■ **INSTRUCTIONS TO FOLLOW**
Reproduce the data below line for line, without changing anything and leaving out the picture.

* * *

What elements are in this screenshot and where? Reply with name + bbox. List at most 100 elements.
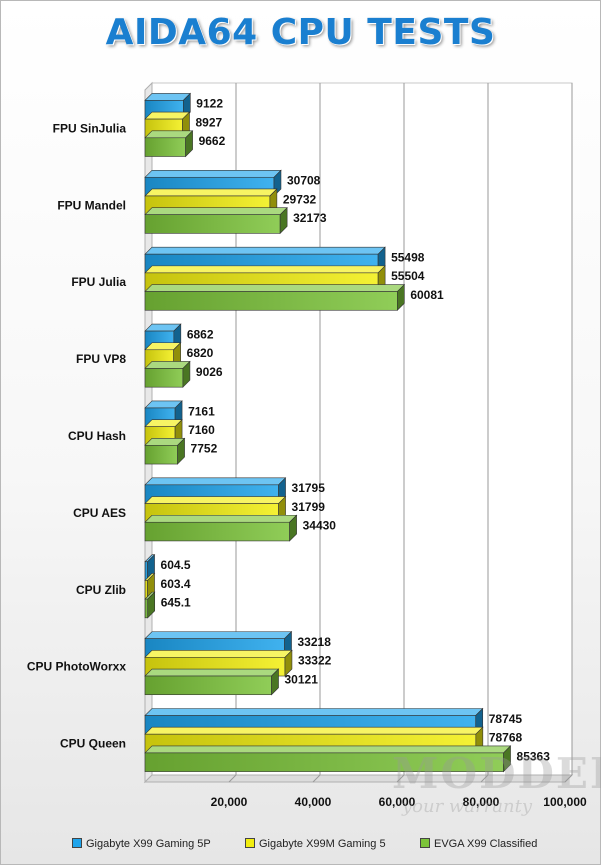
bar-top-face [144, 93, 192, 101]
legend-item: Gigabyte X99 Gaming 5P [72, 838, 211, 850]
data-label: 32173 [293, 211, 327, 225]
bar-top-face [144, 207, 288, 215]
category-label: CPU Hash [68, 429, 126, 443]
bar-top-face [144, 361, 191, 369]
category-label: CPU Queen [60, 737, 126, 751]
bar-end-face [147, 591, 156, 619]
data-label: 85363 [517, 749, 551, 763]
x-tick-label: 40,000 [295, 795, 332, 809]
bar-front-face [144, 521, 290, 542]
x-tick-label: 20,000 [211, 795, 248, 809]
data-label: 604.5 [161, 558, 191, 572]
data-label: 9026 [196, 365, 223, 379]
bar-top-face [144, 514, 298, 523]
bar-top-face [144, 668, 280, 677]
bar-end-face [503, 745, 511, 773]
plot-floor [143, 774, 574, 783]
bar-front-face [144, 368, 184, 388]
x-tick-label: 60,000 [379, 795, 416, 809]
bar-front-face [144, 580, 148, 600]
bar [144, 745, 512, 773]
gridline-floor [564, 774, 573, 783]
bar-front-face [144, 598, 149, 619]
bar-front-face [144, 137, 186, 157]
bar-end-face [177, 437, 185, 465]
gridline-floor [312, 774, 321, 783]
bar-top-face [144, 631, 293, 639]
data-label: 33322 [298, 654, 332, 668]
bar [144, 514, 298, 542]
bar-top-face [144, 265, 386, 274]
bar [144, 130, 194, 158]
data-label: 30121 [285, 672, 319, 686]
data-label: 31795 [292, 481, 326, 495]
data-label: 9122 [196, 97, 223, 111]
legend-item: EVGA X99 Classified [420, 838, 537, 850]
data-label: 55498 [391, 251, 425, 265]
category-label: CPU AES [73, 506, 126, 520]
category-label: FPU SinJulia [53, 121, 127, 135]
bar-top-face [144, 477, 287, 486]
legend-label: EVGA X99 Classified [434, 838, 538, 850]
category-label: CPU PhotoWorxx [27, 660, 126, 674]
bar [144, 360, 191, 388]
gridline-floor [480, 774, 489, 783]
data-label: 78768 [489, 731, 523, 745]
bar-front-face [144, 214, 281, 234]
legend-swatch [245, 838, 255, 848]
legend: Gigabyte X99 Gaming 5P Gigabyte X99M Gami… [0, 836, 601, 854]
data-label: 645.1 [161, 595, 191, 609]
bar-top-face [144, 650, 293, 658]
data-label: 60081 [410, 288, 444, 302]
bar-top-face [144, 284, 406, 292]
bar-end-face [182, 360, 191, 388]
bar-top-face [144, 111, 191, 120]
data-label: 7161 [188, 404, 215, 418]
bar [144, 206, 288, 235]
data-label: 29732 [283, 192, 317, 206]
bar-end-face [289, 514, 297, 542]
bar-front-face [144, 445, 178, 465]
bar-top-face [144, 708, 484, 716]
bar-front-face [144, 291, 398, 311]
bar-top-face [144, 496, 287, 504]
bar-front-face [144, 675, 272, 696]
bar-top-face [144, 726, 484, 735]
data-label: 9662 [199, 134, 226, 148]
chart-title: AIDA64 CPU TESTS [105, 12, 496, 53]
data-label: 6820 [187, 346, 214, 360]
category-label: CPU Zlib [76, 583, 126, 597]
bar-top-face [144, 169, 282, 178]
bar-front-face [144, 752, 504, 772]
data-label: 31799 [292, 500, 326, 514]
category-label: FPU VP8 [76, 352, 126, 366]
bar [144, 668, 280, 696]
gridline-floor [396, 774, 405, 783]
bar-top-face [144, 130, 194, 139]
bar-end-face [271, 668, 279, 696]
bar-top-face [144, 745, 512, 754]
bar-end-face [279, 206, 288, 235]
data-label: 55504 [391, 269, 425, 283]
bar [144, 591, 156, 619]
gridline-floor [228, 774, 237, 783]
data-label: 603.4 [161, 577, 191, 591]
bar-end-face [185, 130, 193, 158]
data-label: 33218 [298, 635, 332, 649]
data-label: 34430 [303, 519, 337, 533]
bar-top-face [144, 188, 278, 197]
x-tick-label: 100,000 [543, 795, 587, 809]
bar-front-face [144, 561, 148, 581]
x-tick-label: 80,000 [463, 795, 500, 809]
data-label: 6862 [187, 327, 214, 341]
bar [144, 283, 406, 311]
legend-label: Gigabyte X99M Gaming 5 [259, 838, 386, 850]
data-label: 8927 [195, 115, 222, 129]
bar [144, 437, 186, 465]
data-label: 7752 [191, 442, 218, 456]
data-label: 30708 [287, 174, 321, 188]
category-label: FPU Mandel [57, 198, 126, 212]
data-label: 7160 [188, 423, 215, 437]
data-label: 78745 [489, 712, 523, 726]
legend-label: Gigabyte X99 Gaming 5P [86, 838, 211, 850]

* * *

■ **EXERCISE SOLUTION**
What elements are in this screenshot and where? Reply with name + bbox. List at most 100 elements.
bar-top-face [144, 93, 192, 101]
legend-item: Gigabyte X99 Gaming 5P [72, 838, 211, 850]
data-label: 32173 [293, 211, 327, 225]
bar-top-face [144, 207, 288, 215]
category-label: CPU Hash [68, 429, 126, 443]
bar-top-face [144, 361, 191, 369]
category-label: CPU Queen [60, 737, 126, 751]
bar-end-face [147, 591, 156, 619]
data-label: 85363 [517, 749, 551, 763]
x-tick-label: 40,000 [295, 795, 332, 809]
bar-front-face [144, 521, 290, 542]
x-tick-label: 20,000 [211, 795, 248, 809]
data-label: 604.5 [161, 558, 191, 572]
data-label: 9026 [196, 365, 223, 379]
bar-top-face [144, 514, 298, 523]
bar-top-face [144, 668, 280, 677]
bar-end-face [503, 745, 511, 773]
plot-floor [143, 774, 574, 783]
bar-front-face [144, 368, 184, 388]
x-tick-label: 60,000 [379, 795, 416, 809]
bar-front-face [144, 580, 148, 600]
bar [144, 745, 512, 773]
gridline-floor [564, 774, 573, 783]
bar-front-face [144, 598, 149, 619]
bar-front-face [144, 137, 186, 157]
bar-end-face [177, 437, 185, 465]
gridline-floor [312, 774, 321, 783]
bar-top-face [144, 631, 293, 639]
data-label: 33322 [298, 654, 332, 668]
bar [144, 514, 298, 542]
bar-top-face [144, 265, 386, 274]
bar [144, 130, 194, 158]
data-label: 30121 [285, 672, 319, 686]
data-label: 31795 [292, 481, 326, 495]
data-label: 9122 [196, 97, 223, 111]
legend-item: EVGA X99 Classified [420, 838, 537, 850]
data-label: 55498 [391, 251, 425, 265]
category-label: CPU AES [73, 506, 126, 520]
category-label: FPU SinJulia [53, 121, 127, 135]
bar-top-face [144, 477, 287, 486]
legend-label: EVGA X99 Classified [434, 838, 538, 850]
category-label: CPU PhotoWorxx [27, 660, 126, 674]
bar [144, 360, 191, 388]
gridline-floor [480, 774, 489, 783]
data-label: 78768 [489, 731, 523, 745]
bar-front-face [144, 214, 281, 234]
legend-swatch [245, 838, 255, 848]
legend: Gigabyte X99 Gaming 5P Gigabyte X99M Gami… [0, 836, 601, 854]
data-label: 645.1 [161, 595, 191, 609]
bar-top-face [144, 650, 293, 658]
data-label: 60081 [410, 288, 444, 302]
bar-top-face [144, 284, 406, 292]
bar-end-face [182, 360, 191, 388]
bar-top-face [144, 111, 191, 120]
data-label: 7161 [188, 404, 215, 418]
bar [144, 206, 288, 235]
data-label: 29732 [283, 192, 317, 206]
bar-end-face [289, 514, 297, 542]
bar-front-face [144, 445, 178, 465]
bar-top-face [144, 708, 484, 716]
bar-front-face [144, 291, 398, 311]
bar-top-face [144, 496, 287, 504]
bar-front-face [144, 675, 272, 696]
bar-top-face [144, 726, 484, 735]
data-label: 9662 [199, 134, 226, 148]
chart-title: AIDA64 CPU TESTS [105, 12, 496, 53]
data-label: 6820 [187, 346, 214, 360]
category-label: CPU Zlib [76, 583, 126, 597]
bar-top-face [144, 169, 282, 178]
bar-front-face [144, 752, 504, 772]
data-label: 31799 [292, 500, 326, 514]
category-label: FPU VP8 [76, 352, 126, 366]
bar [144, 668, 280, 696]
gridline-floor [396, 774, 405, 783]
bar-top-face [144, 130, 194, 139]
bar-end-face [271, 668, 279, 696]
bar-top-face [144, 745, 512, 754]
bar-end-face [279, 206, 288, 235]
data-label: 55504 [391, 269, 425, 283]
bar [144, 591, 156, 619]
gridline-floor [228, 774, 237, 783]
data-label: 603.4 [161, 577, 191, 591]
bar-end-face [185, 130, 193, 158]
data-label: 33218 [298, 635, 332, 649]
data-label: 34430 [303, 519, 337, 533]
bar-top-face [144, 188, 278, 197]
x-tick-label: 100,000 [543, 795, 587, 809]
bar-front-face [144, 561, 148, 581]
x-tick-label: 80,000 [463, 795, 500, 809]
data-label: 6862 [187, 327, 214, 341]
bar [144, 283, 406, 311]
legend-label: Gigabyte X99M Gaming 5 [259, 838, 386, 850]
data-label: 8927 [195, 115, 222, 129]
bar [144, 437, 186, 465]
data-label: 7752 [191, 442, 218, 456]
data-label: 30708 [287, 174, 321, 188]
category-label: FPU Mandel [57, 198, 126, 212]
data-label: 7160 [188, 423, 215, 437]
data-label: 78745 [489, 712, 523, 726]
legend-label: Gigabyte X99 Gaming 5P [86, 838, 211, 850]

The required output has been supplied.